Your objective —
Copy the entries below exactly. Images do not belong in the copy.

Task inputs —
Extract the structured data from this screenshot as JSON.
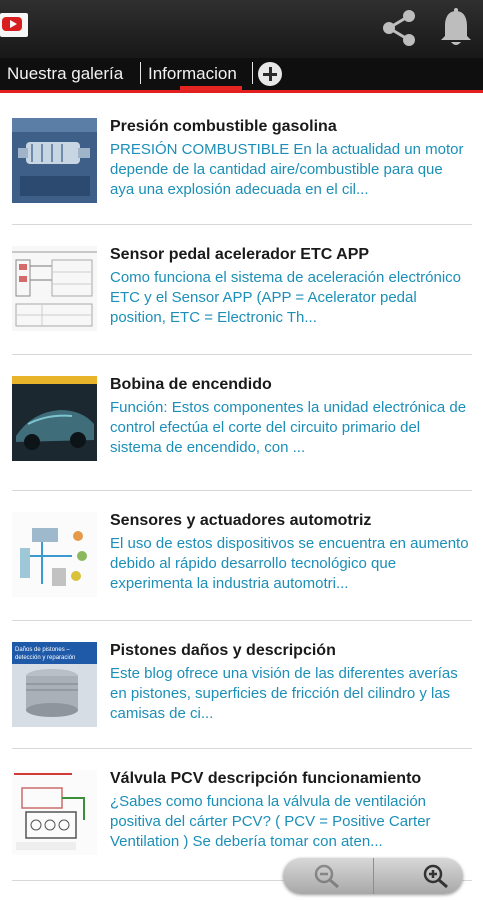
{
  "app": {
    "logo_icon": "youtube-icon",
    "actions": [
      "share-icon",
      "bell-icon"
    ]
  },
  "tabs": [
    {
      "label": "Nuestra galería",
      "active": false
    },
    {
      "label": "Informacion",
      "active": true
    }
  ],
  "add_tab_icon": "plus-circle-icon",
  "accent_color": "#e52521",
  "link_color": "#1c8fb8",
  "articles": [
    {
      "title": "Presión combustible gasolina",
      "description": "PRESIÓN COMBUSTIBLE En la actualidad un motor depende de la cantidad aire/combustible para que aya una explosión adecuada en el cil..."
    },
    {
      "title": "Sensor pedal acelerador ETC APP",
      "description": "Como funciona el sistema de aceleración electrónico ETC y el Sensor APP  (APP = Acelerator pedal position, ETC = Electronic Th..."
    },
    {
      "title": "Bobina de encendido",
      "description": "Función: Estos componentes la unidad electrónica de control efectúa el corte del circuito primario del sistema de encendido, con ..."
    },
    {
      "title": "Sensores y actuadores automotriz",
      "description": "El uso de estos dispositivos se encuentra en aumento debido al rápido desarrollo tecnológico que experimenta la industria automotri..."
    },
    {
      "title": "Pistones daños y descripción",
      "description": "Este blog ofrece una visión de las diferentes averías en pistones, superficies de fricción del cilindro y las camisas de ci...",
      "thumb_caption": "Daños de pistones – detección y reparación"
    },
    {
      "title": "Válvula PCV descripción funcionamiento",
      "description": "¿Sabes como funciona la válvula de ventilación positiva del cárter PCV? ( PCV = Positive Carter Ventilation ) Se debería tomar con aten..."
    }
  ],
  "zoom_controls": [
    "zoom-out-icon",
    "zoom-in-icon"
  ]
}
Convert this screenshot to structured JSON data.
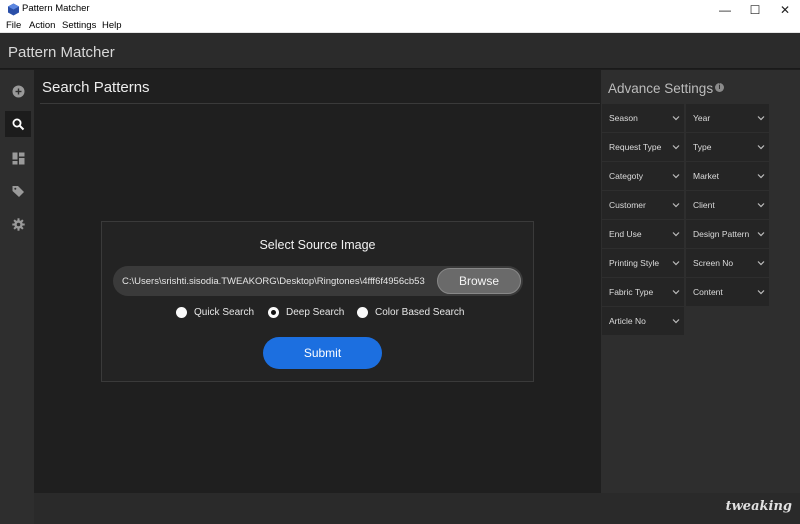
{
  "window": {
    "title": "Pattern Matcher",
    "minimize": "—",
    "maximize": "☐",
    "close": "✕"
  },
  "menu": [
    "File",
    "Action",
    "Settings",
    "Help"
  ],
  "app": {
    "title": "Pattern Matcher"
  },
  "nav": {
    "items": [
      {
        "icon": "add-circle-icon",
        "active": false
      },
      {
        "icon": "search-icon",
        "active": true
      },
      {
        "icon": "dashboard-icon",
        "active": false
      },
      {
        "icon": "tag-icon",
        "active": false
      },
      {
        "icon": "gear-icon",
        "active": false
      }
    ]
  },
  "main": {
    "heading": "Search Patterns",
    "card": {
      "title": "Select Source Image",
      "path": "C:\\Users\\srishti.sisodia.TWEAKORG\\Desktop\\Ringtones\\4fff6f4956cb53",
      "browse": "Browse",
      "radios": [
        {
          "label": "Quick Search",
          "checked": false
        },
        {
          "label": "Deep Search",
          "checked": true
        },
        {
          "label": "Color Based Search",
          "checked": false
        }
      ],
      "submit": "Submit"
    }
  },
  "settings": {
    "title": "Advance Settings",
    "left": [
      "Season",
      "Request Type",
      "Categoty",
      "Customer",
      "End Use",
      "Printing Style",
      "Fabric Type",
      "Article No"
    ],
    "right": [
      "Year",
      "Type",
      "Market",
      "Client",
      "Design Pattern",
      "Screen No",
      "Content"
    ]
  },
  "footer": {
    "watermark": "tweaking"
  },
  "colors": {
    "accent": "#1c6fe0",
    "background": "#1f1f1f",
    "panel": "#2e2e2e"
  }
}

Finished exercise —
Extract the structured data from this screenshot as JSON.
{
  "app": {
    "logo_icon": "youtube-icon",
    "actions": [
      "share-icon",
      "bell-icon"
    ]
  },
  "tabs": [
    {
      "label": "Nuestra galería",
      "active": false
    },
    {
      "label": "Informacion",
      "active": true
    }
  ],
  "add_tab_icon": "plus-circle-icon",
  "accent_color": "#e52521",
  "link_color": "#1c8fb8",
  "articles": [
    {
      "title": "Presión combustible gasolina",
      "description": "PRESIÓN COMBUSTIBLE En la actualidad un motor depende de la cantidad aire/combustible para que aya una explosión adecuada en el cil..."
    },
    {
      "title": "Sensor pedal acelerador ETC APP",
      "description": "Como funciona el sistema de aceleración electrónico ETC y el Sensor APP  (APP = Acelerator pedal position, ETC = Electronic Th..."
    },
    {
      "title": "Bobina de encendido",
      "description": "Función: Estos componentes la unidad electrónica de control efectúa el corte del circuito primario del sistema de encendido, con ..."
    },
    {
      "title": "Sensores y actuadores automotriz",
      "description": "El uso de estos dispositivos se encuentra en aumento debido al rápido desarrollo tecnológico que experimenta la industria automotri..."
    },
    {
      "title": "Pistones daños y descripción",
      "description": "Este blog ofrece una visión de las diferentes averías en pistones, superficies de fricción del cilindro y las camisas de ci...",
      "thumb_caption": "Daños de pistones – detección y reparación"
    },
    {
      "title": "Válvula PCV descripción funcionamiento",
      "description": "¿Sabes como funciona la válvula de ventilación positiva del cárter PCV? ( PCV = Positive Carter Ventilation ) Se debería tomar con aten..."
    }
  ],
  "zoom_controls": [
    "zoom-out-icon",
    "zoom-in-icon"
  ]
}
Convert this screenshot to structured JSON data.
{
  "window": {
    "title": "Pattern Matcher",
    "minimize": "—",
    "maximize": "☐",
    "close": "✕"
  },
  "menu": [
    "File",
    "Action",
    "Settings",
    "Help"
  ],
  "app": {
    "title": "Pattern Matcher"
  },
  "nav": {
    "items": [
      {
        "icon": "add-circle-icon",
        "active": false
      },
      {
        "icon": "search-icon",
        "active": true
      },
      {
        "icon": "dashboard-icon",
        "active": false
      },
      {
        "icon": "tag-icon",
        "active": false
      },
      {
        "icon": "gear-icon",
        "active": false
      }
    ]
  },
  "main": {
    "heading": "Search Patterns",
    "card": {
      "title": "Select Source Image",
      "path": "C:\\Users\\srishti.sisodia.TWEAKORG\\Desktop\\Ringtones\\4fff6f4956cb53",
      "browse": "Browse",
      "radios": [
        {
          "label": "Quick Search",
          "checked": false
        },
        {
          "label": "Deep Search",
          "checked": true
        },
        {
          "label": "Color Based Search",
          "checked": false
        }
      ],
      "submit": "Submit"
    }
  },
  "settings": {
    "title": "Advance Settings",
    "left": [
      "Season",
      "Request Type",
      "Categoty",
      "Customer",
      "End Use",
      "Printing Style",
      "Fabric Type",
      "Article No"
    ],
    "right": [
      "Year",
      "Type",
      "Market",
      "Client",
      "Design Pattern",
      "Screen No",
      "Content"
    ]
  },
  "footer": {
    "watermark": "tweaking"
  },
  "colors": {
    "accent": "#1c6fe0",
    "background": "#1f1f1f",
    "panel": "#2e2e2e"
  }
}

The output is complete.